**WHAT YOU HAVE TO DO**
Copy each line below exactly and leave the pictures out.

-- begin TASK DATA --

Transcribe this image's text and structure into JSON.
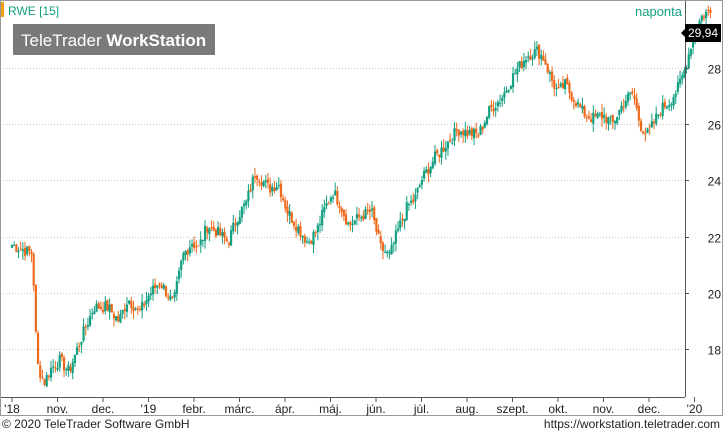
{
  "chart_data": {
    "type": "candlestick",
    "instrument_label": "RWE [15]",
    "watermark": {
      "light": "TeleTrader ",
      "bold": "WorkStation"
    },
    "period_label": "naponta",
    "last_price": "29,94",
    "y_ticks": [
      18,
      20,
      22,
      24,
      26,
      28
    ],
    "ylim": [
      16.3,
      30.4
    ],
    "x_labels": [
      "'18",
      "nov.",
      "dec.",
      "'19",
      "febr.",
      "márc.",
      "ápr.",
      "máj.",
      "jún.",
      "júl.",
      "aug.",
      "szept.",
      "okt.",
      "nov.",
      "dec.",
      "'20"
    ],
    "x_label_positions": [
      0,
      1,
      2,
      3,
      4,
      5,
      6,
      7,
      8,
      9,
      10,
      11,
      12,
      13,
      14,
      15
    ],
    "anchor_series": {
      "x": [
        0,
        0.45,
        0.55,
        0.7,
        0.85,
        1.05,
        1.25,
        1.5,
        1.8,
        2.1,
        2.35,
        2.55,
        2.8,
        3.0,
        3.25,
        3.55,
        3.75,
        3.95,
        4.1,
        4.3,
        4.55,
        4.75,
        4.95,
        5.15,
        5.35,
        5.5,
        5.65,
        5.85,
        6.05,
        6.25,
        6.5,
        6.7,
        6.85,
        7.05,
        7.2,
        7.4,
        7.65,
        7.9,
        8.1,
        8.3,
        8.5,
        8.7,
        8.85,
        9.0,
        9.15,
        9.3,
        9.55,
        9.8,
        10.0,
        10.25,
        10.5,
        10.75,
        11.05,
        11.3,
        11.55,
        11.7,
        11.85,
        12.0,
        12.15,
        12.35,
        12.55,
        12.75,
        13.0,
        13.2,
        13.45,
        13.65,
        13.8,
        13.95,
        14.1,
        14.25,
        14.45,
        14.65,
        14.8,
        14.95,
        15.05,
        15.15,
        15.25,
        15.35
      ],
      "close": [
        21.7,
        21.4,
        17.5,
        16.8,
        17.3,
        17.6,
        17.2,
        18.3,
        19.5,
        19.5,
        19.0,
        19.8,
        19.3,
        19.9,
        20.4,
        19.6,
        21.3,
        21.8,
        21.6,
        22.4,
        22.1,
        21.8,
        22.7,
        23.2,
        24.3,
        24.0,
        23.7,
        23.9,
        22.9,
        22.4,
        21.8,
        22.2,
        22.9,
        23.6,
        23.2,
        22.4,
        22.7,
        22.9,
        21.6,
        21.3,
        22.3,
        23.1,
        23.3,
        24.0,
        24.4,
        24.8,
        25.3,
        25.8,
        25.7,
        25.6,
        26.5,
        26.9,
        27.8,
        28.4,
        28.6,
        28.3,
        27.6,
        27.1,
        27.4,
        26.9,
        26.4,
        26.2,
        26.3,
        26.0,
        26.8,
        27.1,
        26.0,
        25.6,
        26.0,
        26.5,
        26.8,
        27.3,
        28.0,
        29.0,
        29.4,
        29.8,
        29.94,
        29.94
      ]
    }
  },
  "footer": {
    "copyright": "© 2020  TeleTrader Software GmbH",
    "url": "https://workstation.teletrader.com"
  },
  "colors": {
    "up": "#14a083",
    "down": "#f06a1e",
    "accent": "#f29d1a",
    "grid": "#c8c8c8",
    "axis_text": "#222222",
    "watermark_bg": "#737373"
  }
}
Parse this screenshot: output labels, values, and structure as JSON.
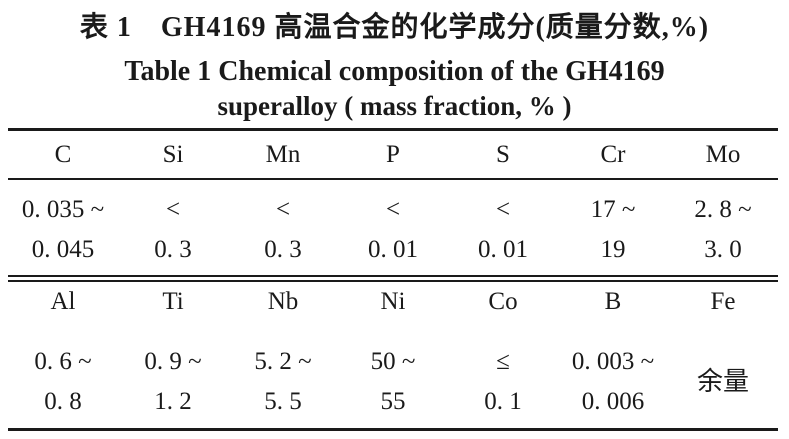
{
  "colors": {
    "text": "#1a1a1a",
    "background": "#ffffff"
  },
  "caption": {
    "zh": "表 1　GH4169 高温合金的化学成分(质量分数,%)",
    "en_line1": "Table 1   Chemical composition of the GH4169",
    "en_line2": "superalloy ( mass fraction, % )"
  },
  "table": {
    "section1": {
      "headers": [
        "C",
        "Si",
        "Mn",
        "P",
        "S",
        "Cr",
        "Mo"
      ],
      "row_line1": [
        "0. 035 ~",
        "<",
        "<",
        "<",
        "<",
        "17 ~",
        "2. 8 ~"
      ],
      "row_line2": [
        "0. 045",
        "0. 3",
        "0. 3",
        "0. 01",
        "0. 01",
        "19",
        "3. 0"
      ]
    },
    "section2": {
      "headers": [
        "Al",
        "Ti",
        "Nb",
        "Ni",
        "Co",
        "B",
        "Fe"
      ],
      "row_line1": [
        "0. 6 ~",
        "0. 9 ~",
        "5. 2 ~",
        "50 ~",
        "≤",
        "0. 003 ~"
      ],
      "row_line2": [
        "0. 8",
        "1. 2",
        "5. 5",
        "55",
        "0. 1",
        "0. 006"
      ],
      "fe_balance": "余量"
    }
  }
}
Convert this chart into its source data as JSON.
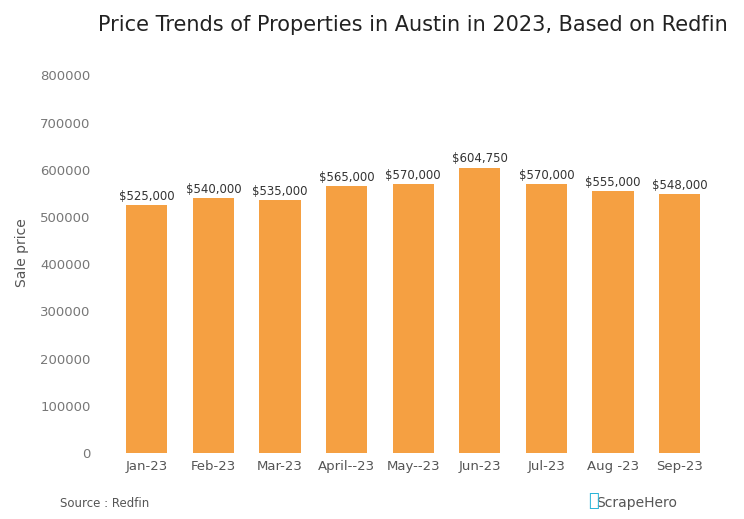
{
  "title": "Price Trends of Properties in Austin in 2023, Based on Redfin",
  "categories": [
    "Jan-23",
    "Feb-23",
    "Mar-23",
    "April--23",
    "May--23",
    "Jun-23",
    "Jul-23",
    "Aug -23",
    "Sep-23"
  ],
  "values": [
    525000,
    540000,
    535000,
    565000,
    570000,
    604750,
    570000,
    555000,
    548000
  ],
  "labels": [
    "$525,000",
    "$540,000",
    "$535,000",
    "$565,000",
    "$570,000",
    "$604,750",
    "$570,000",
    "$555,000",
    "$548,000"
  ],
  "bar_color": "#F5A042",
  "ylabel": "Sale price",
  "ylim": [
    0,
    850000
  ],
  "yticks": [
    0,
    100000,
    200000,
    300000,
    400000,
    500000,
    600000,
    700000,
    800000
  ],
  "ytick_labels": [
    "0",
    "100000",
    "200000",
    "300000",
    "400000",
    "500000",
    "600000",
    "700000",
    "800000"
  ],
  "background_color": "#ffffff",
  "source_text": "Source : Redfin",
  "title_fontsize": 15,
  "label_fontsize": 8.5,
  "tick_fontsize": 9.5,
  "ylabel_fontsize": 10,
  "bar_width": 0.62
}
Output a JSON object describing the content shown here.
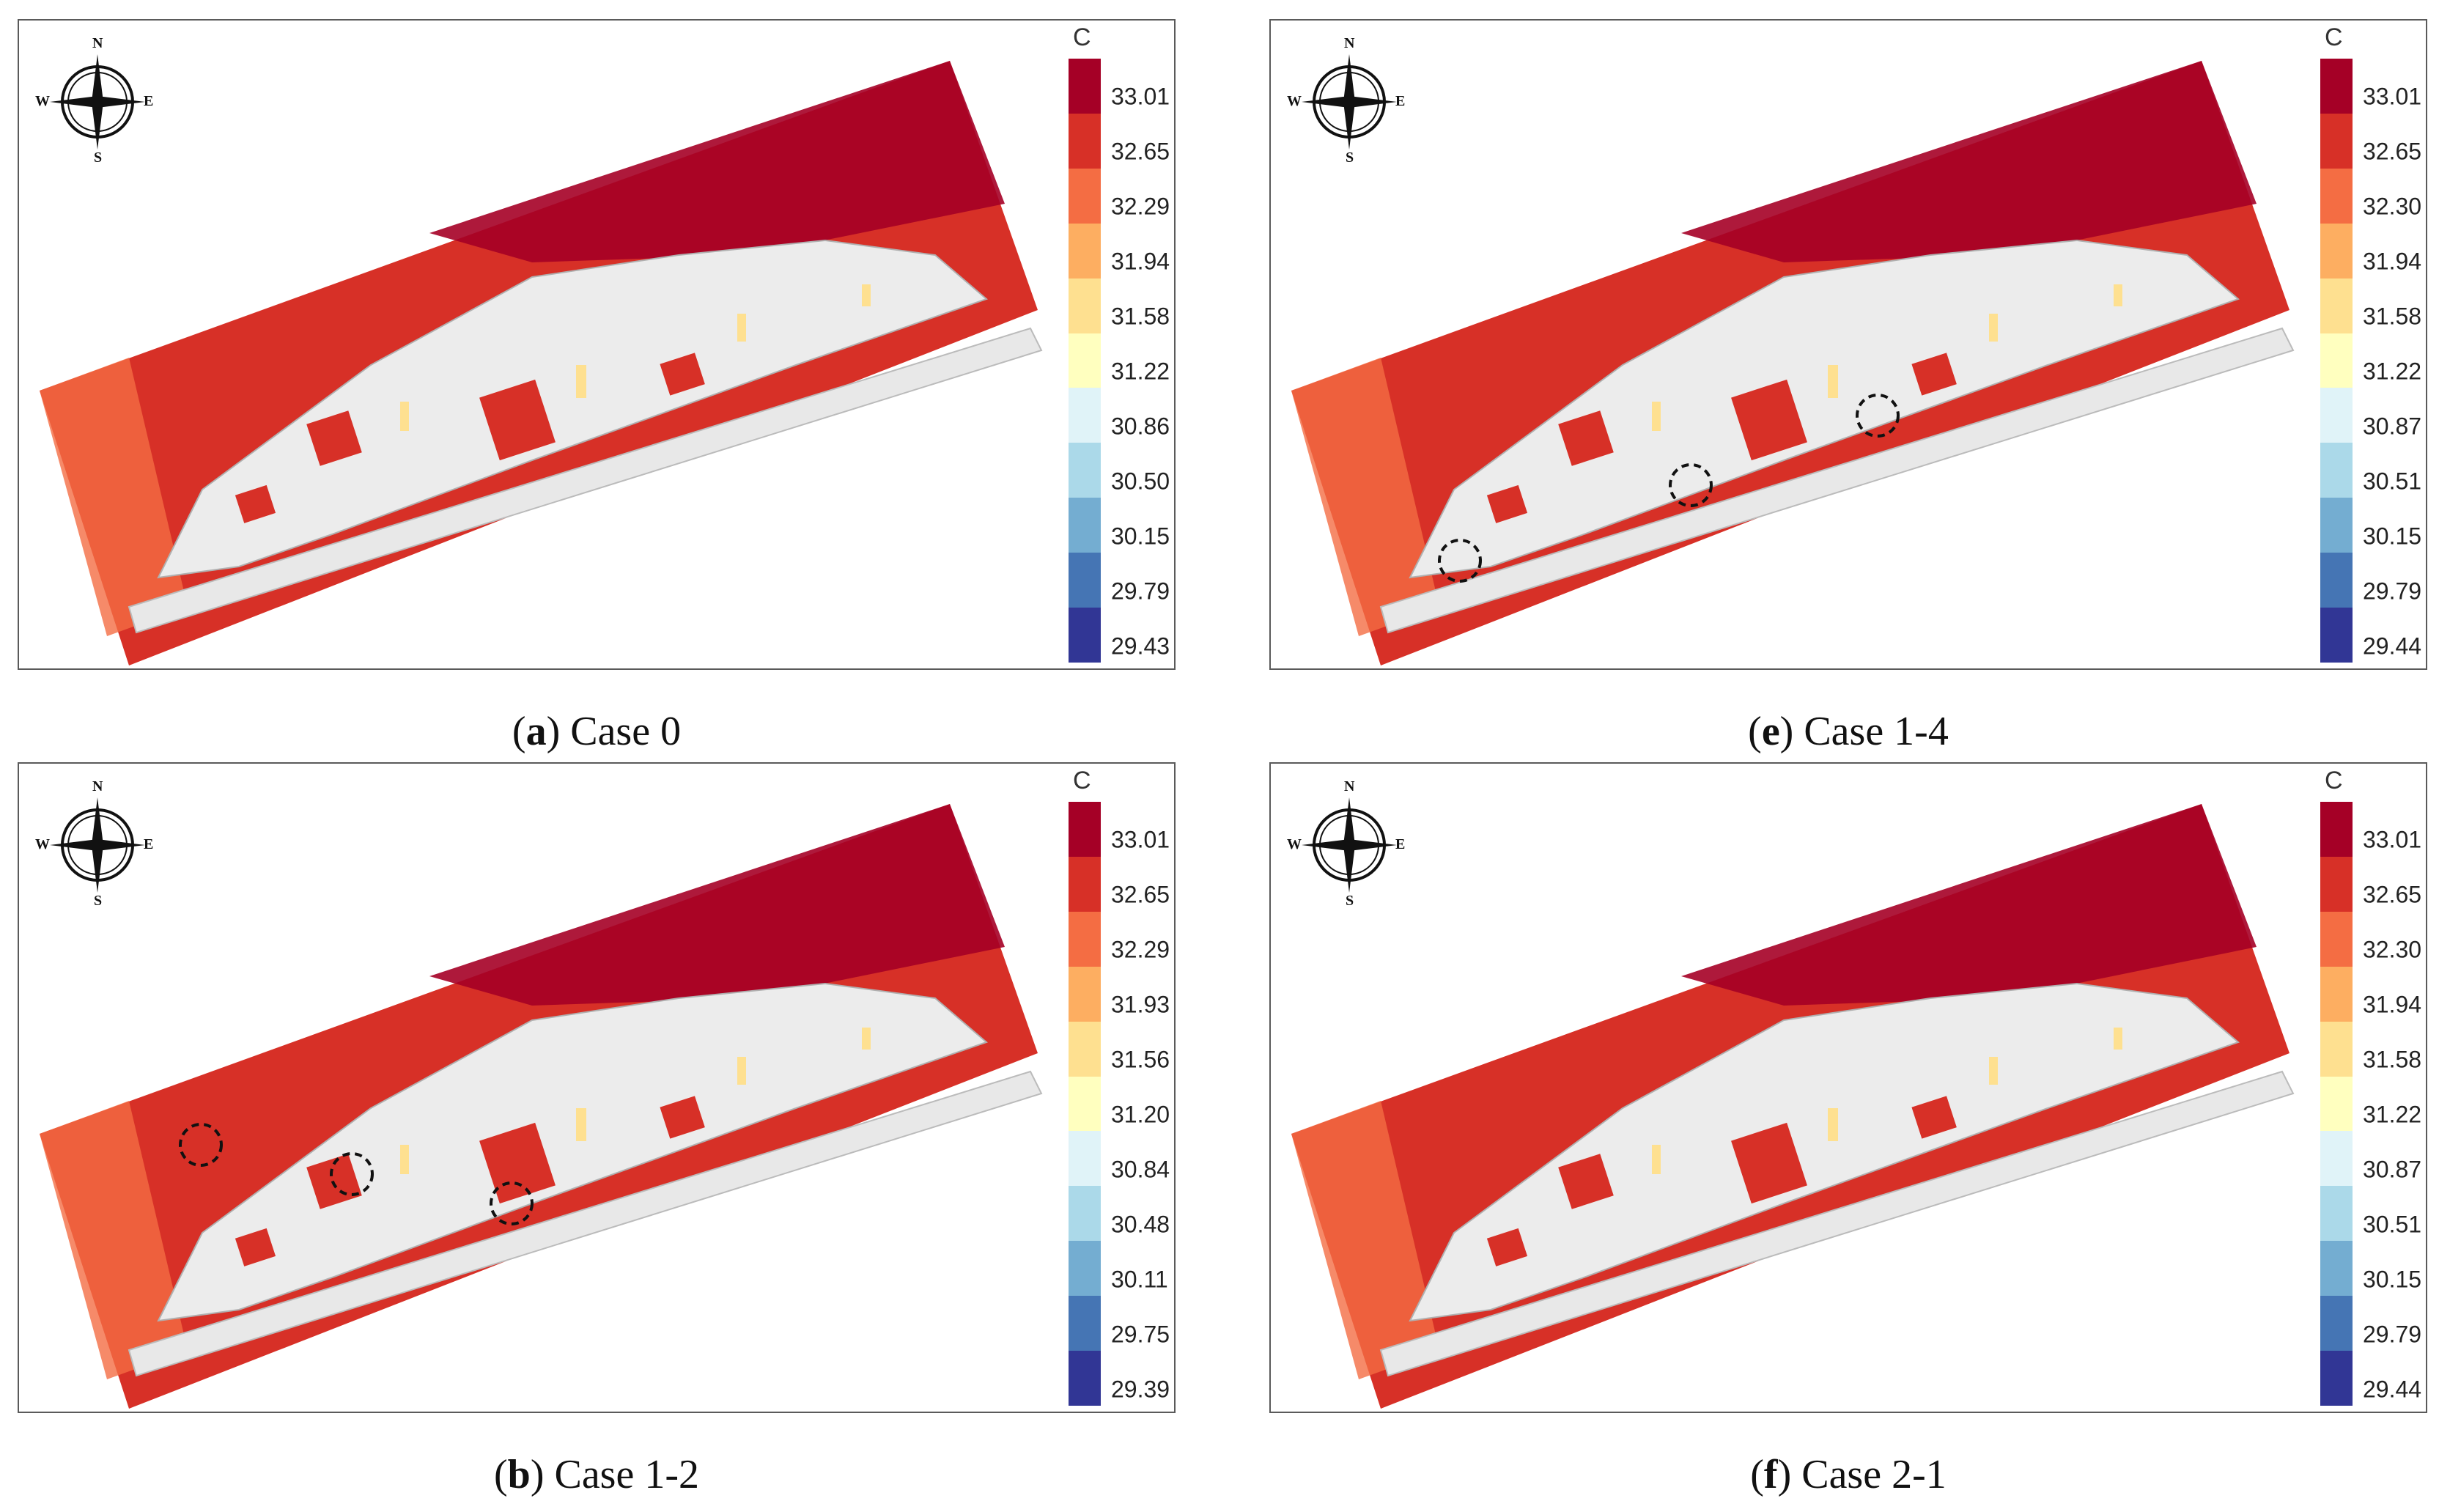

-- end TASK DATA --

**TASK SOLUTION**
Transcribe this image's text and structure into JSON.
{
  "chart_data": {
    "type": "candlestick",
    "instrument_label": "RWE [15]",
    "watermark": {
      "light": "TeleTrader ",
      "bold": "WorkStation"
    },
    "period_label": "naponta",
    "last_price": "29,94",
    "y_ticks": [
      18,
      20,
      22,
      24,
      26,
      28
    ],
    "ylim": [
      16.3,
      30.4
    ],
    "x_labels": [
      "'18",
      "nov.",
      "dec.",
      "'19",
      "febr.",
      "márc.",
      "ápr.",
      "máj.",
      "jún.",
      "júl.",
      "aug.",
      "szept.",
      "okt.",
      "nov.",
      "dec.",
      "'20"
    ],
    "x_label_positions": [
      0,
      1,
      2,
      3,
      4,
      5,
      6,
      7,
      8,
      9,
      10,
      11,
      12,
      13,
      14,
      15
    ],
    "anchor_series": {
      "x": [
        0,
        0.45,
        0.55,
        0.7,
        0.85,
        1.05,
        1.25,
        1.5,
        1.8,
        2.1,
        2.35,
        2.55,
        2.8,
        3.0,
        3.25,
        3.55,
        3.75,
        3.95,
        4.1,
        4.3,
        4.55,
        4.75,
        4.95,
        5.15,
        5.35,
        5.5,
        5.65,
        5.85,
        6.05,
        6.25,
        6.5,
        6.7,
        6.85,
        7.05,
        7.2,
        7.4,
        7.65,
        7.9,
        8.1,
        8.3,
        8.5,
        8.7,
        8.85,
        9.0,
        9.15,
        9.3,
        9.55,
        9.8,
        10.0,
        10.25,
        10.5,
        10.75,
        11.05,
        11.3,
        11.55,
        11.7,
        11.85,
        12.0,
        12.15,
        12.35,
        12.55,
        12.75,
        13.0,
        13.2,
        13.45,
        13.65,
        13.8,
        13.95,
        14.1,
        14.25,
        14.45,
        14.65,
        14.8,
        14.95,
        15.05,
        15.15,
        15.25,
        15.35
      ],
      "close": [
        21.7,
        21.4,
        17.5,
        16.8,
        17.3,
        17.6,
        17.2,
        18.3,
        19.5,
        19.5,
        19.0,
        19.8,
        19.3,
        19.9,
        20.4,
        19.6,
        21.3,
        21.8,
        21.6,
        22.4,
        22.1,
        21.8,
        22.7,
        23.2,
        24.3,
        24.0,
        23.7,
        23.9,
        22.9,
        22.4,
        21.8,
        22.2,
        22.9,
        23.6,
        23.2,
        22.4,
        22.7,
        22.9,
        21.6,
        21.3,
        22.3,
        23.1,
        23.3,
        24.0,
        24.4,
        24.8,
        25.3,
        25.8,
        25.7,
        25.6,
        26.5,
        26.9,
        27.8,
        28.4,
        28.6,
        28.3,
        27.6,
        27.1,
        27.4,
        26.9,
        26.4,
        26.2,
        26.3,
        26.0,
        26.8,
        27.1,
        26.0,
        25.6,
        26.0,
        26.5,
        26.8,
        27.3,
        28.0,
        29.0,
        29.4,
        29.8,
        29.94,
        29.94
      ]
    }
  },
  "footer": {
    "copyright": "© 2020  TeleTrader Software GmbH",
    "url": "https://workstation.teletrader.com"
  },
  "colors": {
    "up": "#14a083",
    "down": "#f06a1e",
    "accent": "#f29d1a",
    "grid": "#c8c8c8",
    "axis_text": "#222222",
    "watermark_bg": "#737373"
  }
}
Parse this screenshot: output labels, values, and structure as JSON.
{
  "colors": {
    "text": "#1a1a1a",
    "background": "#ffffff"
  },
  "caption": {
    "zh": "表 1　GH4169 高温合金的化学成分(质量分数,%)",
    "en_line1": "Table 1   Chemical composition of the GH4169",
    "en_line2": "superalloy ( mass fraction, % )"
  },
  "table": {
    "section1": {
      "headers": [
        "C",
        "Si",
        "Mn",
        "P",
        "S",
        "Cr",
        "Mo"
      ],
      "row_line1": [
        "0. 035 ~",
        "<",
        "<",
        "<",
        "<",
        "17 ~",
        "2. 8 ~"
      ],
      "row_line2": [
        "0. 045",
        "0. 3",
        "0. 3",
        "0. 01",
        "0. 01",
        "19",
        "3. 0"
      ]
    },
    "section2": {
      "headers": [
        "Al",
        "Ti",
        "Nb",
        "Ni",
        "Co",
        "B",
        "Fe"
      ],
      "row_line1": [
        "0. 6 ~",
        "0. 9 ~",
        "5. 2 ~",
        "50 ~",
        "≤",
        "0. 003 ~"
      ],
      "row_line2": [
        "0. 8",
        "1. 2",
        "5. 5",
        "55",
        "0. 1",
        "0. 006"
      ],
      "fe_balance": "余量"
    }
  }
}
Convert this chart into its source data as JSON.
{
  "title": "Price Trends of Properties in Austin in 2023, Based on Redfin",
  "categories": [
    "Jan-23",
    "Feb-23",
    "Mar-23",
    "April--23",
    "May--23",
    "Jun-23",
    "Jul-23",
    "Aug -23",
    "Sep-23"
  ],
  "values": [
    525000,
    540000,
    535000,
    565000,
    570000,
    604750,
    570000,
    555000,
    548000
  ],
  "labels": [
    "$525,000",
    "$540,000",
    "$535,000",
    "$565,000",
    "$570,000",
    "$604,750",
    "$570,000",
    "$555,000",
    "$548,000"
  ],
  "bar_color": "#F5A042",
  "ylabel": "Sale price",
  "ylim": [
    0,
    850000
  ],
  "yticks": [
    0,
    100000,
    200000,
    300000,
    400000,
    500000,
    600000,
    700000,
    800000
  ],
  "ytick_labels": [
    "0",
    "100000",
    "200000",
    "300000",
    "400000",
    "500000",
    "600000",
    "700000",
    "800000"
  ],
  "background_color": "#ffffff",
  "source_text": "Source : Redfin",
  "title_fontsize": 15,
  "label_fontsize": 8.5,
  "tick_fontsize": 9.5,
  "ylabel_fontsize": 10,
  "bar_width": 0.62
}
Output a JSON object describing the content shown here.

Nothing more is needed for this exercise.